YOUR OBJECTIVE —
Using the Grafana Mimir text below, answer each question.
(a) Which name did Tom personally lobby for?
(b) Besides Prometheus metrics, which kinds of metrics does Marco say the team wants Mimir to support?
(c) What duration does Cyril give as an example of a range vector with a very large duration?

[[ TEXT SEGMENT open ]]

Where did the name Mimir come from?

Tom: We’ve got this LGTM strategy, like logs, graphs, traces, and metrics. Loki, the logging system begins with L, Grafana the graphing system with G, Tempo, the tracing system with T … and Cortex, the metrics system with a C. So it had to begin with an M. And then we went back to our Scandinavian roots. We were looking for a word that began with M that came from mythology and that’s where we came up with Mimir. I was actually personally lobbying for Mjölnir, Thor’s hammer. 

Mat: That’s cool. Difficult to spell though.

Tom: So Mimir is a figure in Norse mythology renowned for his knowledge and wisdom who was beheaded during a war. Odin carries around Mimir’s head and it recites secret knowledge and counsel to him.

Mat: And is he going to end up being a Marvel baddie as well? 

Tom: Probably.

New features coming to Grafana Mimir

Mat: What are the future plans? Can we talk and give people a bit of a sneak peek? 

Marco: We have big plans. So first of all, I think we want to keep committing to our big tent philosophy, and we want Mimir to be a general purpose time series database. Right now, Mimir is focused on Prometheus metrics, but we want to support OpenTelemetry or Graphite or Datadog metrics in Mimir. That’s something we are already working on and will soon be available in Mimir.

Cyril: So I love query performance. That’s why I’m going to talk about two improvements that we want to do in the future. So in Loki LogQL, we are looking into splitting instant range queries. So if you have a range vector with a very large duration, for instance 30 days, that can be very slow. We want to be able to split instant queries. We do that in Loki right now, because the amount of data for 30 days can be tremendous compared to the amount of samples you can have in metrics. We’re going to port [the feature] back into Mimir definitely. 

When we worked on query sharding with Marco, we discovered a couple of problems and implementations that we wanted to do. We want to make the TSDB shard aware. So being able to actually request a specific shard from the index or figure out the data for a specific shard from the beginning. Obviously I think the best way to get that into Mimir will be to upstream that into Prometheus so this is something that we can definitely try to do.

[[ TEXT SEGMENT closed ]]
[[ DATASET open ]]

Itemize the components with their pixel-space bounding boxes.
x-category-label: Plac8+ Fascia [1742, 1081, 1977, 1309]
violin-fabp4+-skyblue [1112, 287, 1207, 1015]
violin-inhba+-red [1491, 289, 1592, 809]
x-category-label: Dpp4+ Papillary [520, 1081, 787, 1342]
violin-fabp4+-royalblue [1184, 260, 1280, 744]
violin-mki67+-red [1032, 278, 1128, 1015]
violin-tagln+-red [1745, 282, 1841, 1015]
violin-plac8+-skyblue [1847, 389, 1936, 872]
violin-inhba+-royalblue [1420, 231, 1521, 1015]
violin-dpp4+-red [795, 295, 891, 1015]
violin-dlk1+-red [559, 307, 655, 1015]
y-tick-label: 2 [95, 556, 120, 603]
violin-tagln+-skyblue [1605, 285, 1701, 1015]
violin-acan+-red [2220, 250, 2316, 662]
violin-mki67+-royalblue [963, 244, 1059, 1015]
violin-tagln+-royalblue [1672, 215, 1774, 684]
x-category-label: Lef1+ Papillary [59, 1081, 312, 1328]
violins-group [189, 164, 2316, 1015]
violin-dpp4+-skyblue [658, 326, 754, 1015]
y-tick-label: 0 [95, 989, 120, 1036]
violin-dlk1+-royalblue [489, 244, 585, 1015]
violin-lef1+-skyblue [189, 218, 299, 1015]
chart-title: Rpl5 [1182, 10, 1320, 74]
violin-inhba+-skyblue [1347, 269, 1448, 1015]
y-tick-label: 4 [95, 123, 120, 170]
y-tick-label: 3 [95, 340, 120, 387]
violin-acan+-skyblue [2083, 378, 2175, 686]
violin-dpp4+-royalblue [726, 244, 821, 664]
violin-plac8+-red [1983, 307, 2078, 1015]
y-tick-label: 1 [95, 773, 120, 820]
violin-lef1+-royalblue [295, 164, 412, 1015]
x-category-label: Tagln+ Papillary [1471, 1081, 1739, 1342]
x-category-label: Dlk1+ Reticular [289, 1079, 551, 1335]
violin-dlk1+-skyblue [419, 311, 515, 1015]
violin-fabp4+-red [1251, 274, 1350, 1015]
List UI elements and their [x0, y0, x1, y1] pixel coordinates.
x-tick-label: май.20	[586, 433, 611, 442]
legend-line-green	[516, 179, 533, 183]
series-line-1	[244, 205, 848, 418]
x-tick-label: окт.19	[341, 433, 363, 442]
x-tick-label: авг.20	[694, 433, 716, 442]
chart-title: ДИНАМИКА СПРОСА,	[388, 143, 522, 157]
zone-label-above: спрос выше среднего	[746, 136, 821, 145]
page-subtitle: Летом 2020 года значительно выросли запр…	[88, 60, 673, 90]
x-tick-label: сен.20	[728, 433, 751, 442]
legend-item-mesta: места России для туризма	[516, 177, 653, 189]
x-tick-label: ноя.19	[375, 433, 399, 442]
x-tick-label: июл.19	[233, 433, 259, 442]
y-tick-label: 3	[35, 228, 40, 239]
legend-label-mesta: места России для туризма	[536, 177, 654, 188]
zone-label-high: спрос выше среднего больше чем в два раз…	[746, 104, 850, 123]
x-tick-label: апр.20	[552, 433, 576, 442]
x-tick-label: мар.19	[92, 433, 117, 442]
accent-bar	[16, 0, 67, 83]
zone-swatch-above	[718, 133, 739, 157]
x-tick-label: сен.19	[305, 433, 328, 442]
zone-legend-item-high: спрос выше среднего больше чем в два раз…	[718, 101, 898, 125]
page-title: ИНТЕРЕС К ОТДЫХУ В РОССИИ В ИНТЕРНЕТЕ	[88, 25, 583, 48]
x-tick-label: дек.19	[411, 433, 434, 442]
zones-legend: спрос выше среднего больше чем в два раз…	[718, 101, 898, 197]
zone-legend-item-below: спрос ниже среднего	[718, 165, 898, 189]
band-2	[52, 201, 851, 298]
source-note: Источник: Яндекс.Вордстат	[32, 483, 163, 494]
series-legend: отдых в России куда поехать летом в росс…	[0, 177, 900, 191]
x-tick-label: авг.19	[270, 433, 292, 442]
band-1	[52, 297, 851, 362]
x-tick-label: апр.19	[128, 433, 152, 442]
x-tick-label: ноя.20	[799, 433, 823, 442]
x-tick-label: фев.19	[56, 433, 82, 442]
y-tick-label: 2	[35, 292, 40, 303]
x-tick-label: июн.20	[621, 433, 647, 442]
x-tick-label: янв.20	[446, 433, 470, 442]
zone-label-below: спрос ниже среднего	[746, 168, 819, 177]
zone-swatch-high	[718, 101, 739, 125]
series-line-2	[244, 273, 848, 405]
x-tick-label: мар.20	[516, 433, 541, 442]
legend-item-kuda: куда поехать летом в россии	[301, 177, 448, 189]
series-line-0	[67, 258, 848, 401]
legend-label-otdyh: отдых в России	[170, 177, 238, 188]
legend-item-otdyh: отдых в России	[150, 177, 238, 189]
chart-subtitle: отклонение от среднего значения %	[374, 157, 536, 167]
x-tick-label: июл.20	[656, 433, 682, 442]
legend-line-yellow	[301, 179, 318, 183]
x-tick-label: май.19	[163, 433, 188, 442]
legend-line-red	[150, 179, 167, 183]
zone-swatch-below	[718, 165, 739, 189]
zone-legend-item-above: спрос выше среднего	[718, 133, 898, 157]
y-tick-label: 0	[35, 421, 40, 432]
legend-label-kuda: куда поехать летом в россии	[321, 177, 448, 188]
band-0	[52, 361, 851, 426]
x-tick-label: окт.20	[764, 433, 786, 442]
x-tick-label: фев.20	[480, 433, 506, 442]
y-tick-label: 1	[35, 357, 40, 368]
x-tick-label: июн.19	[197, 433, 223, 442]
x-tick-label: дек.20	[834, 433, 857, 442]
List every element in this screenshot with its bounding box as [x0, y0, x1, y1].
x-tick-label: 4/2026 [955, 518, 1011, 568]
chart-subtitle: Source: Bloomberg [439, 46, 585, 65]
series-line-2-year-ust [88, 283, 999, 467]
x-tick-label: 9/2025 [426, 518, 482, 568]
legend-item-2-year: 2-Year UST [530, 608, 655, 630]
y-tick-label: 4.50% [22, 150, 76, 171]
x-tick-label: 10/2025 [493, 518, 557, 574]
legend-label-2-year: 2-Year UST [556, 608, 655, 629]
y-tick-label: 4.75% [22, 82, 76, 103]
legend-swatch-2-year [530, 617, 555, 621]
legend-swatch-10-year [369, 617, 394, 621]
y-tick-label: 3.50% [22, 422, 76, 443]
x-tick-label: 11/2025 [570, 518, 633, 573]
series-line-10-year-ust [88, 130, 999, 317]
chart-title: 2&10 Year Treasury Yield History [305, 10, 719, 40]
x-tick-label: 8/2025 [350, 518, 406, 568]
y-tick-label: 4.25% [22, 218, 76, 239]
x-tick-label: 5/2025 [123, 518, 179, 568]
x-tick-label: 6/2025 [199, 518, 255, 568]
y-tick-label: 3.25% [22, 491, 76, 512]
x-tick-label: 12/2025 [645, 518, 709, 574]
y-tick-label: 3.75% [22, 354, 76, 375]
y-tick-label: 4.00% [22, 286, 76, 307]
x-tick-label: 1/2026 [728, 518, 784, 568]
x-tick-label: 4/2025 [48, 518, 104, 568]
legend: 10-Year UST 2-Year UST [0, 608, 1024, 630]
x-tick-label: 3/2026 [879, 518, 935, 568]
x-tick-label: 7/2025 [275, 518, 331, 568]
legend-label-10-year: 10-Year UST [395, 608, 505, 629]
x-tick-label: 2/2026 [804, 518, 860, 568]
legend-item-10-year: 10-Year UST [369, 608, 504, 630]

[[ DATASET closed ]]

ANSWER BELOW —
(a) Mjölnir, Thor's hammer.
(b) OpenTelemetry, Graphite, and Datadog metrics.
(c) 30 days.